• Written tasks
- a) List every country named in the travel passage.
- b) In the travel passage, reproduce word for word the part that begins at the words "4. Track the consumers’" and stops after "for your businesses.".

• Document passage
For example, those stuck in airports and looking for flights would buy through mobile. So you have to consider the multiple scenarios in order to plan how your consumers will make their final payment and through which device,” said Nikita.

“We do see that obviously things are shifting over to mobile nowadays but the actual transaction itself is done on desktop. You’ll also see that if you do a timeline, the times people do their research on your website through mobile, it is usually during the commuting time and it differs from country to country.

When I was living in Japan, I saw that during the time of commute, like when they’re stuck in a train, you will see a lot of research happening but then it drops. The purchase will then happen at the end of the day before they leave their work because they use the desktop in the office to make the purchase before going home,” said Jack.

3. Localisation is key when differentiating from other services.

The prominent names within the travel industry such as Expedia and Booking.com are familiar platforms for travelers worldwide. However, they haven’t been able to penetrate through all the markets, especially those who prefer local services so that is another avenue for businesses to tap in. Use local advantages to attract people to your service over your other competitors.

“As big as Expedia and Booking.com are, you will see that they haven’t been able to penetrate China or Japan because there is a local solution that thinks about the local consumers. They also didn’t penetrate Indonesia because Traveloka is the preferred choice by the local crowd. So whatever you create, you need to make sure it’s localised because then you get the local market,” said Jack.

“Localisation and adaption are two different things. It’s not enough to just translate a website and say it’s done. So it’s best to actually enter into the local market and find out what works to entice consumers to your business,” said Nikita.

4. Track the consumers’ pattern

Depending on the market and country, consumers may have different styles and methods when it comes to planning their travel itinerary and accommodation bookings. So following the trend of the targeted market would help businesses expound on the statistics and allow for preparations to be handled ahead to make sure the consumers end up making the right choice for your businesses.

Image Credit: Travel Massive
Image Credit: Travel Massive

“The China market tends to plan way ahead of time, and we see that through the booking patterns for our hotels. They plan 2 to 3 months ahead because the problem they face is the visa. So they need to make sure they need to settle their visa applications first before anything.

For Malaysians, it’s more impromptu. We do see our booking lead time for hotels between 0 – 7 days while 0 – 14 days is when 9% of our bookings come in. This is not very good for us because we cannot plan and can’t manage our rates that well. So, we create programs to entice them to book 30 days in advance or so to get a higher discount,” shared Jack.

• Given entries
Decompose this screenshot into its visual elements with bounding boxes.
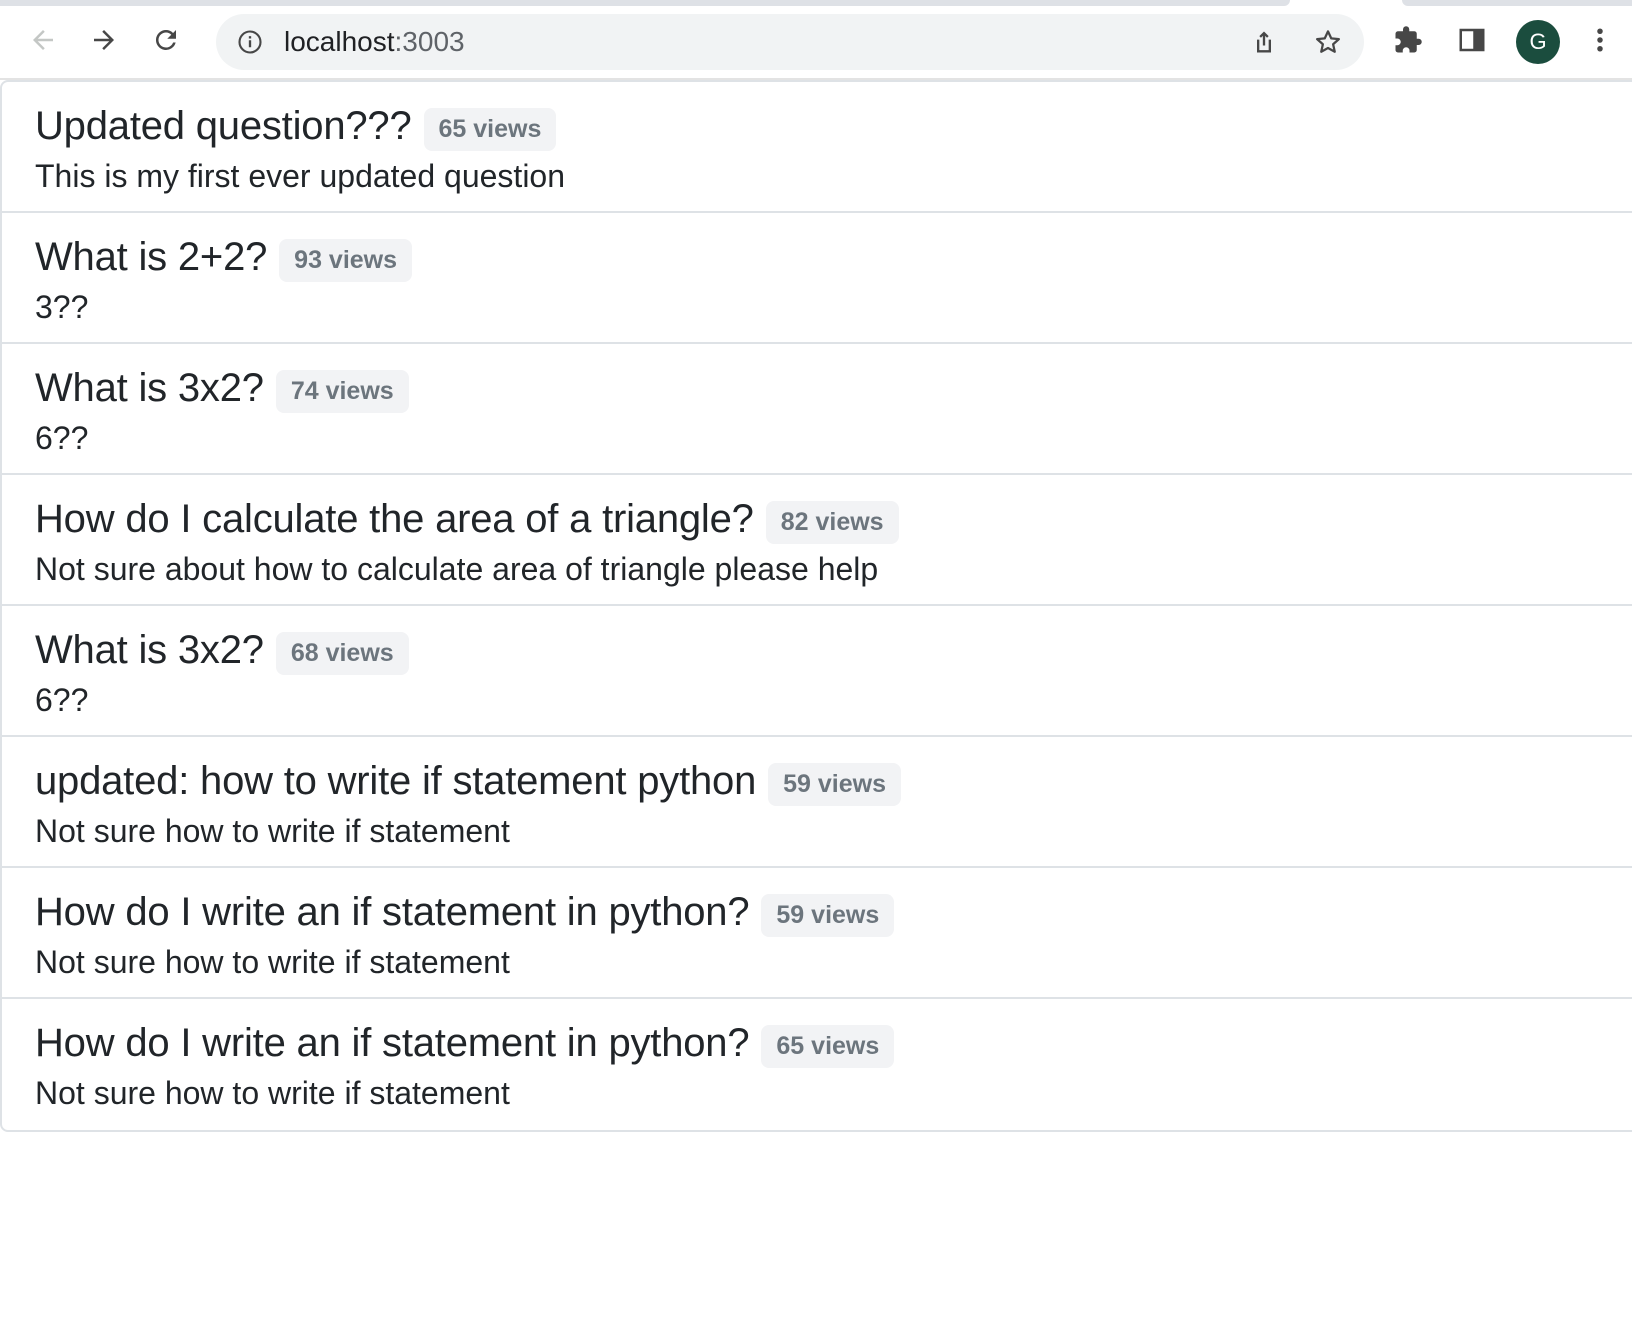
views-badge: 65 views <box>761 1024 895 1068</box>
question-item[interactable]: How do I write an if statement in python… <box>2 999 1632 1130</box>
question-item[interactable]: How do I calculate the area of a triangl… <box>2 475 1632 606</box>
question-title[interactable]: Updated question??? <box>35 104 412 149</box>
forward-button[interactable] <box>82 18 126 62</box>
question-title[interactable]: What is 2+2? <box>35 235 267 280</box>
views-badge: 82 views <box>765 500 899 544</box>
question-item[interactable]: What is 3x2? 74 views 6?? <box>2 344 1632 475</box>
question-body: Not sure about how to calculate area of … <box>35 551 879 587</box>
side-panel-button[interactable] <box>1450 18 1494 62</box>
question-header: What is 2+2? 93 views <box>35 233 1606 282</box>
views-badge: 68 views <box>275 631 409 675</box>
question-item[interactable]: updated: how to write if statement pytho… <box>2 737 1632 868</box>
question-body: 6?? <box>35 420 89 456</box>
question-header: How do I calculate the area of a triangl… <box>35 495 1606 544</box>
address-bar[interactable]: localhost:3003 <box>216 14 1364 70</box>
question-title[interactable]: What is 3x2? <box>35 366 264 411</box>
question-title[interactable]: How do I write an if statement in python… <box>35 890 750 935</box>
back-button[interactable] <box>21 18 65 62</box>
browser-menu-button[interactable] <box>1578 18 1622 62</box>
question-header: What is 3x2? 74 views <box>35 364 1606 413</box>
url-host: localhost <box>284 26 395 57</box>
side-panel-icon <box>1459 28 1485 52</box>
question-body: This is my first ever updated question <box>35 158 566 194</box>
views-badge: 65 views <box>423 107 557 151</box>
question-item[interactable]: What is 3x2? 68 views 6?? <box>2 606 1632 737</box>
question-title[interactable]: How do I write an if statement in python… <box>35 1021 750 1066</box>
question-body: 3?? <box>35 289 89 325</box>
reload-icon <box>155 29 176 50</box>
info-icon <box>238 30 262 54</box>
question-header: What is 3x2? 68 views <box>35 626 1606 675</box>
share-button[interactable] <box>1242 20 1286 64</box>
question-title[interactable]: updated: how to write if statement pytho… <box>35 759 756 804</box>
reload-button[interactable] <box>144 18 188 62</box>
kebab-menu-icon <box>1597 28 1603 52</box>
share-icon <box>1257 31 1271 53</box>
views-badge: 59 views <box>761 893 895 937</box>
url-port: :3003 <box>394 26 465 57</box>
question-item[interactable]: What is 2+2? 93 views 3?? <box>2 213 1632 344</box>
question-body: Not sure how to write if statement <box>35 813 510 849</box>
views-badge: 74 views <box>275 369 409 413</box>
browser-toolbar: localhost:3003 G <box>0 6 1632 80</box>
bookmark-button[interactable] <box>1306 20 1350 64</box>
profile-avatar[interactable]: G <box>1516 20 1560 64</box>
question-title[interactable]: What is 3x2? <box>35 628 264 673</box>
url-text[interactable]: localhost:3003 <box>284 14 465 70</box>
question-item[interactable]: How do I write an if statement in python… <box>2 868 1632 999</box>
question-header: How do I write an if statement in python… <box>35 888 1606 937</box>
arrow-right-icon <box>94 30 114 50</box>
question-item[interactable]: Updated question??? 65 views This is my … <box>2 82 1632 213</box>
views-badge: 59 views <box>768 762 901 806</box>
puzzle-icon <box>1395 26 1422 53</box>
question-body: 6?? <box>35 682 89 718</box>
star-icon <box>1316 30 1340 53</box>
question-header: updated: how to write if statement pytho… <box>35 757 1606 806</box>
extensions-button[interactable] <box>1386 18 1430 62</box>
site-info-button[interactable] <box>236 28 264 56</box>
question-list: Updated question??? 65 views This is my … <box>0 80 1632 1132</box>
question-body: Not sure how to write if statement <box>35 1075 510 1111</box>
views-badge: 93 views <box>279 238 413 282</box>
question-header: Updated question??? 65 views <box>35 102 1606 151</box>
question-header: How do I write an if statement in python… <box>35 1019 1606 1068</box>
arrow-left-icon <box>33 30 53 50</box>
question-body: Not sure how to write if statement <box>35 944 510 980</box>
question-title[interactable]: How do I calculate the area of a triangl… <box>35 497 754 542</box>
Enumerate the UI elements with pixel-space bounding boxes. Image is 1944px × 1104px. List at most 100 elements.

• Answers to the exercises
- a) Japan, China, Indonesia

- b)
4. Track the consumers’ pattern

Depending on the market and country, consumers may have different styles and methods when it comes to planning their travel itinerary and accommodation bookings. So following the trend of the targeted market would help businesses expound on the statistics and allow for preparations to be handled ahead to make sure the consumers end up making the right choice for your businesses.